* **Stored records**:

****************

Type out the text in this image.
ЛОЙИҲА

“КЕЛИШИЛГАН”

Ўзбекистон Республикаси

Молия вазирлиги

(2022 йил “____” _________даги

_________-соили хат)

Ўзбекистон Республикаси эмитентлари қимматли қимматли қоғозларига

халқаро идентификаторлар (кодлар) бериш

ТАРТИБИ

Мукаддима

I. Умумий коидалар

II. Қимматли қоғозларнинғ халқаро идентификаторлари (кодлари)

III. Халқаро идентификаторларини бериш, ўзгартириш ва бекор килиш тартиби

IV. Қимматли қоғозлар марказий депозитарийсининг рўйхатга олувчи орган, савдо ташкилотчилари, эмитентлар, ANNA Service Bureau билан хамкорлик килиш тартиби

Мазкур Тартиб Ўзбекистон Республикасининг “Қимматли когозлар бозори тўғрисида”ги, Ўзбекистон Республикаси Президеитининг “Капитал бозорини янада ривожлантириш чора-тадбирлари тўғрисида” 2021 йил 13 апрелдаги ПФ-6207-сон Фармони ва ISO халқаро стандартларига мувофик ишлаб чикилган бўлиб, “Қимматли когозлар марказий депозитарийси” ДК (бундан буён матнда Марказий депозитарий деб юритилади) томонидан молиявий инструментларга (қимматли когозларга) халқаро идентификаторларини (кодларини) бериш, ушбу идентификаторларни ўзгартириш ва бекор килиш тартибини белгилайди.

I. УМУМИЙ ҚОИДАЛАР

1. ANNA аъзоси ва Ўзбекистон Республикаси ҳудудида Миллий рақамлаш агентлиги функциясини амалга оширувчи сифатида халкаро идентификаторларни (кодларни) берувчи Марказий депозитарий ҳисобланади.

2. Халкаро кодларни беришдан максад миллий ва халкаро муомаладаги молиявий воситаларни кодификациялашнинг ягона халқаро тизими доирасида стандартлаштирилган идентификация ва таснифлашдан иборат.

****************

* **DIRECTIONS**:
Can you reproduce all the material exactly?

* **SOLUTION BELOW**:
Type out the text in this image.
ЛОЙИҲА

“КЕЛИШИЛГАН”

Ўзбекистон Республикаси

Молия вазирлиги

(2022 йил “____” _________даги

_________-соили хат)

Ўзбекистон Республикаси эмитентлари қимматли қимматли қоғозларига

халқаро идентификаторлар (кодлар) бериш

ТАРТИБИ

Мукаддима

I. Умумий коидалар

II. Қимматли қоғозларнинғ халқаро идентификаторлари (кодлари)

III. Халқаро идентификаторларини бериш, ўзгартириш ва бекор килиш тартиби

IV. Қимматли қоғозлар марказий депозитарийсининг рўйхатга олувчи орган, савдо ташкилотчилари, эмитентлар, ANNA Service Bureau билан хамкорлик килиш тартиби

Мазкур Тартиб Ўзбекистон Республикасининг “Қимматли когозлар бозори тўғрисида”ги, Ўзбекистон Республикаси Президеитининг “Капитал бозорини янада ривожлантириш чора-тадбирлари тўғрисида” 2021 йил 13 апрелдаги ПФ-6207-сон Фармони ва ISO халқаро стандартларига мувофик ишлаб чикилган бўлиб, “Қимматли когозлар марказий депозитарийси” ДК (бундан буён матнда Марказий депозитарий деб юритилади) томонидан молиявий инструментларга (қимматли когозларга) халқаро идентификаторларини (кодларини) бериш, ушбу идентификаторларни ўзгартириш ва бекор килиш тартибини белгилайди.

I. УМУМИЙ ҚОИДАЛАР

1. ANNA аъзоси ва Ўзбекистон Республикаси ҳудудида Миллий рақамлаш агентлиги функциясини амалга оширувчи сифатида халкаро идентификаторларни (кодларни) берувчи Марказий депозитарий ҳисобланади.

2. Халкаро кодларни беришдан максад миллий ва халкаро муомаладаги молиявий воситаларни кодификациялашнинг ягона халқаро тизими доирасида стандартлаштирилган идентификация ва таснифлашдан иборат.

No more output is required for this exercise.